══ DATA ROWS
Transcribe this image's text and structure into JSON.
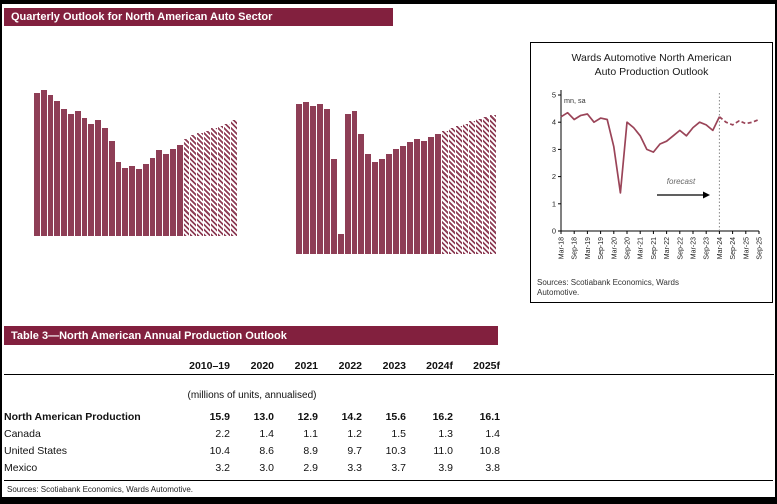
{
  "page": {
    "header_title": "Quarterly Outlook for North American Auto Sector"
  },
  "panel": {
    "title_line1": "Wards Automotive North American",
    "title_line2": "Auto Production Outlook",
    "sources": "Sources: Scotiabank Economics, Wards Automotive."
  },
  "table": {
    "title": "Table 3—North American Annual Production Outlook",
    "columns": [
      "2010–19",
      "2020",
      "2021",
      "2022",
      "2023",
      "2024f",
      "2025f"
    ],
    "units_note": "(millions of units, annualised)",
    "rows": [
      {
        "label": "North American Production",
        "bold": true,
        "values": [
          "15.9",
          "13.0",
          "12.9",
          "14.2",
          "15.6",
          "16.2",
          "16.1"
        ]
      },
      {
        "label": "Canada",
        "bold": false,
        "values": [
          "2.2",
          "1.4",
          "1.1",
          "1.2",
          "1.5",
          "1.3",
          "1.4"
        ]
      },
      {
        "label": "United States",
        "bold": false,
        "values": [
          "10.4",
          "8.6",
          "8.9",
          "9.7",
          "10.3",
          "11.0",
          "10.8"
        ]
      },
      {
        "label": "Mexico",
        "bold": false,
        "values": [
          "3.2",
          "3.0",
          "2.9",
          "3.3",
          "3.7",
          "3.9",
          "3.8"
        ]
      }
    ],
    "sources": "Sources: Scotiabank Economics, Wards Automotive."
  },
  "colors": {
    "maroon": "#82203e",
    "bar": "#8e3e56",
    "line": "#9a4458"
  },
  "chart_data": [
    {
      "id": "bar-left",
      "type": "bar",
      "title": "",
      "values": [
        17.5,
        17.7,
        17.4,
        17.1,
        16.7,
        16.4,
        16.6,
        16.2,
        15.9,
        16.1,
        15.7,
        15.0,
        13.9,
        13.6,
        13.7,
        13.5,
        13.8,
        14.1,
        14.5,
        14.3,
        14.6,
        14.8,
        15.1,
        15.3,
        15.4,
        15.5,
        15.7,
        15.8,
        15.9,
        16.1
      ],
      "forecast_start_index": 22,
      "ylim": [
        10,
        18
      ],
      "note": "quarterly bars, axis labels cropped out of screenshot; hatched bars = forecast"
    },
    {
      "id": "bar-right",
      "type": "bar",
      "title": "",
      "values": [
        16.2,
        16.5,
        16.0,
        16.2,
        15.7,
        10.3,
        2.2,
        15.2,
        15.5,
        13.0,
        10.8,
        10.0,
        10.3,
        10.8,
        11.4,
        11.7,
        12.1,
        12.5,
        12.2,
        12.7,
        13.0,
        13.3,
        13.6,
        13.9,
        14.1,
        14.4,
        14.6,
        14.8,
        15.1
      ],
      "forecast_start_index": 21,
      "ylim": [
        0,
        17
      ],
      "note": "quarterly bars, axis labels cropped out of screenshot; hatched bars = forecast"
    },
    {
      "id": "wards-line",
      "type": "line",
      "title": "Wards Automotive North American Auto Production Outlook",
      "ylabel": "mn, sa",
      "ylim": [
        0,
        5
      ],
      "yticks": [
        0,
        1,
        2,
        3,
        4,
        5
      ],
      "x_tick_labels": [
        "Mar-18",
        "Sep-18",
        "Mar-19",
        "Sep-19",
        "Mar-20",
        "Sep-20",
        "Mar-21",
        "Sep-21",
        "Mar-22",
        "Sep-22",
        "Mar-23",
        "Sep-23",
        "Mar-24",
        "Sep-24",
        "Mar-25",
        "Sep-25"
      ],
      "values": [
        4.2,
        4.35,
        4.1,
        4.25,
        4.3,
        4.0,
        4.15,
        4.1,
        3.1,
        1.4,
        4.0,
        3.8,
        3.5,
        3.0,
        2.9,
        3.2,
        3.3,
        3.5,
        3.7,
        3.5,
        3.8,
        4.0,
        3.9,
        3.7,
        4.2,
        4.0,
        3.9,
        4.05,
        3.95,
        4.0,
        4.1
      ],
      "forecast_start_index": 24,
      "annotation": "forecast",
      "legend": null
    }
  ]
}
════
#### SHORT TASK
Find all lines where the word "Production" appears. Copy them.

#### COMPLETED EXERCISE
    "title_line2": "Auto Production Outlook",
    "title": "Table 3—North American Annual Production Outlook",
        "label": "North American Production",
      "title": "Wards Automotive North American Auto Production Outlook",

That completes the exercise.